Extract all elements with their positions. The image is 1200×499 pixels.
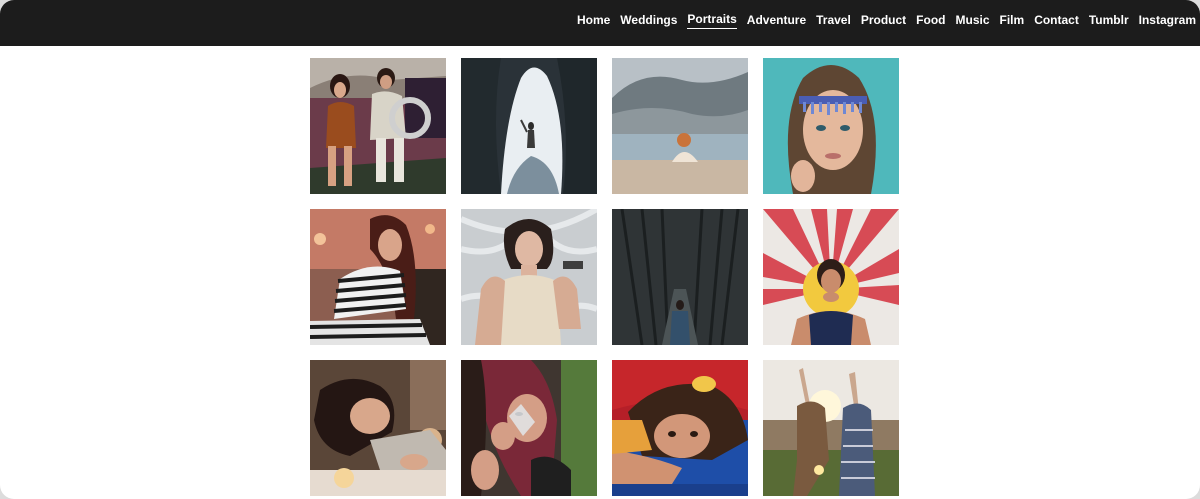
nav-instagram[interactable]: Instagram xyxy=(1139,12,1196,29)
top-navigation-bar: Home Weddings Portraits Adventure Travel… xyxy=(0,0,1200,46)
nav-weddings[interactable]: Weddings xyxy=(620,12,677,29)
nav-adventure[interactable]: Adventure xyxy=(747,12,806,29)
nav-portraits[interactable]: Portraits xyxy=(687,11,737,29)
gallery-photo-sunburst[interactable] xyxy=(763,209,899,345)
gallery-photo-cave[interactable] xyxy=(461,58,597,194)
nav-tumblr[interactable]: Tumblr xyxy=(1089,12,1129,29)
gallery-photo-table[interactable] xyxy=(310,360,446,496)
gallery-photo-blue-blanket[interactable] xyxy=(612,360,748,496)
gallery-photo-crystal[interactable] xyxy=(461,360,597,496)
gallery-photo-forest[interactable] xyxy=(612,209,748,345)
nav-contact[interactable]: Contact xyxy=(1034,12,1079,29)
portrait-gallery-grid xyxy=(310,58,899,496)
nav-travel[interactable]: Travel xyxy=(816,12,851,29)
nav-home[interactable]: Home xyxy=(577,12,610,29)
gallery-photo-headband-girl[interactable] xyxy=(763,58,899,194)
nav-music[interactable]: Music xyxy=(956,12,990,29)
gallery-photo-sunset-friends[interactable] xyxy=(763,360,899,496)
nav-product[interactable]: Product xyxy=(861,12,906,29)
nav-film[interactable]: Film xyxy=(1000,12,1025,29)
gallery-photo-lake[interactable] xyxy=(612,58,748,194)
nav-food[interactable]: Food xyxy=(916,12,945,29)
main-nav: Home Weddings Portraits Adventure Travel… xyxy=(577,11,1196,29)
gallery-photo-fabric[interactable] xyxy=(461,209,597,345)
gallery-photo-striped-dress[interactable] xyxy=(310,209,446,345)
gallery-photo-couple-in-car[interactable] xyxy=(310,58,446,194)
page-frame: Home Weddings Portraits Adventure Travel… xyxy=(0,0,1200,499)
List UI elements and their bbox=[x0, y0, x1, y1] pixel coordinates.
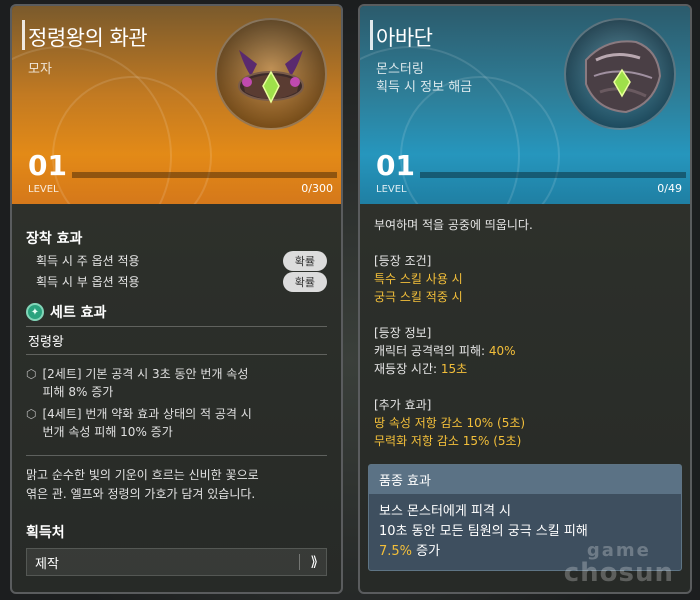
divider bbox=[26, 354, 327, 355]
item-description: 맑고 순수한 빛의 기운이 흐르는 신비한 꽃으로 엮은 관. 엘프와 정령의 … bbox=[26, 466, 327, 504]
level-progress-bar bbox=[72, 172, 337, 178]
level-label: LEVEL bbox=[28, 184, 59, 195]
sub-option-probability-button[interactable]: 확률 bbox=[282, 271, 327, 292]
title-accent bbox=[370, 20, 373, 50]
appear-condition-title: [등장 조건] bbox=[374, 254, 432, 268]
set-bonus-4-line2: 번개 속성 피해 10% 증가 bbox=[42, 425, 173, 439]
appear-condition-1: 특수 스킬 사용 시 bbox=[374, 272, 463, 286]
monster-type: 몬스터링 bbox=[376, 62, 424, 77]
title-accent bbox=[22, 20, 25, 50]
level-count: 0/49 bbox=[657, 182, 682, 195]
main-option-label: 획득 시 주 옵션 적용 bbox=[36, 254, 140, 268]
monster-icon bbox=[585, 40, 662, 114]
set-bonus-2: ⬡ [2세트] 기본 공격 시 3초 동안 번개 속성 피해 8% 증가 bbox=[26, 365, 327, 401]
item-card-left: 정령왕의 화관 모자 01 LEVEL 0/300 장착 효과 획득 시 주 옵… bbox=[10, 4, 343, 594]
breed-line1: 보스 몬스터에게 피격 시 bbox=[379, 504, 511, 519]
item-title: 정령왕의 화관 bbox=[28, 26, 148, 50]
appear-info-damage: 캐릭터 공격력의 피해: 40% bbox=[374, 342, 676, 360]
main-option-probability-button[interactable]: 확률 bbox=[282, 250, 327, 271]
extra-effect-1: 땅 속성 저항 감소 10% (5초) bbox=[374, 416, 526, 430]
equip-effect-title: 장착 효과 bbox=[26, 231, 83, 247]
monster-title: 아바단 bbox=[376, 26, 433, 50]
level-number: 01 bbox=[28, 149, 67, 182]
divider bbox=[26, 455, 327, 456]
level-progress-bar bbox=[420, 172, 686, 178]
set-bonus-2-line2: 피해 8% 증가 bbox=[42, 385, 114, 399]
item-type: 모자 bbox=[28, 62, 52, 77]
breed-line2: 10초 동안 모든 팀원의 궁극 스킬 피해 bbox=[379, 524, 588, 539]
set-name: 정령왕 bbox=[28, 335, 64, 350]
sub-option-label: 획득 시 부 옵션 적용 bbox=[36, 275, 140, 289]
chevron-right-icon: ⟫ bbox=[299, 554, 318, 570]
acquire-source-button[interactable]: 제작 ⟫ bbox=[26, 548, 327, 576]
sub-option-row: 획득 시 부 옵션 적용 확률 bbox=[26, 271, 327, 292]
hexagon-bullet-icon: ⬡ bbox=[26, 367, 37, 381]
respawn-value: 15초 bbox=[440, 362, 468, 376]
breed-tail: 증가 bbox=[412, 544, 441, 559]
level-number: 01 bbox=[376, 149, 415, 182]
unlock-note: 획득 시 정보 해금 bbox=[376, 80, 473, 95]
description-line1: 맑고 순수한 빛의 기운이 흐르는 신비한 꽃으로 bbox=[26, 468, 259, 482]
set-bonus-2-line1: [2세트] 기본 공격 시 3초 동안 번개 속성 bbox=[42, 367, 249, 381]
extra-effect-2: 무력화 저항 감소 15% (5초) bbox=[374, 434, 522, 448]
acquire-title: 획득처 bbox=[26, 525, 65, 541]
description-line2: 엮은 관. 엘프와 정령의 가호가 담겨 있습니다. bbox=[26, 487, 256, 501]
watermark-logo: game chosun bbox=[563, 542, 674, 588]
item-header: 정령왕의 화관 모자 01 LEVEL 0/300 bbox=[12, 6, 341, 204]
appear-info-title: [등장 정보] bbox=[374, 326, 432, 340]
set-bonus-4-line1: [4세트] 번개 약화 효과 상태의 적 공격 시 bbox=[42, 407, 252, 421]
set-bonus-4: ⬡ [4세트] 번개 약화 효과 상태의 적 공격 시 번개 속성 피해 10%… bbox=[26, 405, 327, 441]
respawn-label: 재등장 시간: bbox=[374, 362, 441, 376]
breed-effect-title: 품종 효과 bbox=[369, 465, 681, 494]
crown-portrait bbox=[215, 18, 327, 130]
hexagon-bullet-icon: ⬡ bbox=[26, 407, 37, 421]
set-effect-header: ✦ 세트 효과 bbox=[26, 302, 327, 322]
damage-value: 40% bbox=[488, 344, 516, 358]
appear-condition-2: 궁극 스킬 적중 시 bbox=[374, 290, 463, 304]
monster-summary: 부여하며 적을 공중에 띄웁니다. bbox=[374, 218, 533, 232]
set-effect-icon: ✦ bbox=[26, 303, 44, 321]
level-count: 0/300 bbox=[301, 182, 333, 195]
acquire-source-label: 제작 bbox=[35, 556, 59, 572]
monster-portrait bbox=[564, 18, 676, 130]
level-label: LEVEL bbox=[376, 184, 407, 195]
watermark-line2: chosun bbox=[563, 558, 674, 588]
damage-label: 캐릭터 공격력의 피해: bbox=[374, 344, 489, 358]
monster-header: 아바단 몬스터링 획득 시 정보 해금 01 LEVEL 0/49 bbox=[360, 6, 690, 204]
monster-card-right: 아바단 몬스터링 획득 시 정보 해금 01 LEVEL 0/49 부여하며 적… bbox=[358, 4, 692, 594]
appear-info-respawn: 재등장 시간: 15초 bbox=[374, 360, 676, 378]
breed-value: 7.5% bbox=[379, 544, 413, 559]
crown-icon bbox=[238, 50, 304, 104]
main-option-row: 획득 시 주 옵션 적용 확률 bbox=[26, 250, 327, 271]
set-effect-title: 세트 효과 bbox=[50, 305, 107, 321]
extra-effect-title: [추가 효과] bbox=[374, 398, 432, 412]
...
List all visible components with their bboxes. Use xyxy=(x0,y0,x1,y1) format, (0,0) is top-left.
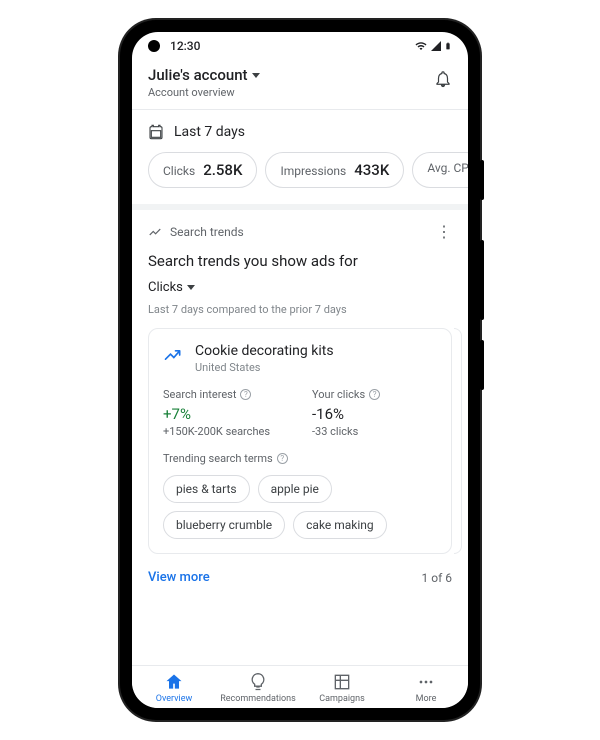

Problem to work on:
Rewrite the stretch of records from the line that contains "Extract all elements" through the line that contains "nav-film[interactable]: Film xyxy=(1000,12,1025,29)", changing "gallery-photo" to "gallery-image" and keeping everything else the same. Leave the pictures out of your answer.

Worked answer:
Extract all elements with their positions. The image is 1200×499 pixels.
nav-instagram[interactable]: Instagram xyxy=(1139,12,1196,29)
top-navigation-bar: Home Weddings Portraits Adventure Travel… xyxy=(0,0,1200,46)
nav-weddings[interactable]: Weddings xyxy=(620,12,677,29)
nav-adventure[interactable]: Adventure xyxy=(747,12,806,29)
nav-portraits[interactable]: Portraits xyxy=(687,11,737,29)
gallery-image-sunburst[interactable] xyxy=(763,209,899,345)
gallery-image-cave[interactable] xyxy=(461,58,597,194)
nav-tumblr[interactable]: Tumblr xyxy=(1089,12,1129,29)
gallery-image-table[interactable] xyxy=(310,360,446,496)
gallery-image-blue-blanket[interactable] xyxy=(612,360,748,496)
gallery-image-crystal[interactable] xyxy=(461,360,597,496)
gallery-image-forest[interactable] xyxy=(612,209,748,345)
nav-contact[interactable]: Contact xyxy=(1034,12,1079,29)
portrait-gallery-grid xyxy=(310,58,899,496)
nav-travel[interactable]: Travel xyxy=(816,12,851,29)
nav-home[interactable]: Home xyxy=(577,12,610,29)
gallery-image-headband-girl[interactable] xyxy=(763,58,899,194)
nav-music[interactable]: Music xyxy=(956,12,990,29)
gallery-image-sunset-friends[interactable] xyxy=(763,360,899,496)
nav-product[interactable]: Product xyxy=(861,12,906,29)
nav-film[interactable]: Film xyxy=(1000,12,1025,29)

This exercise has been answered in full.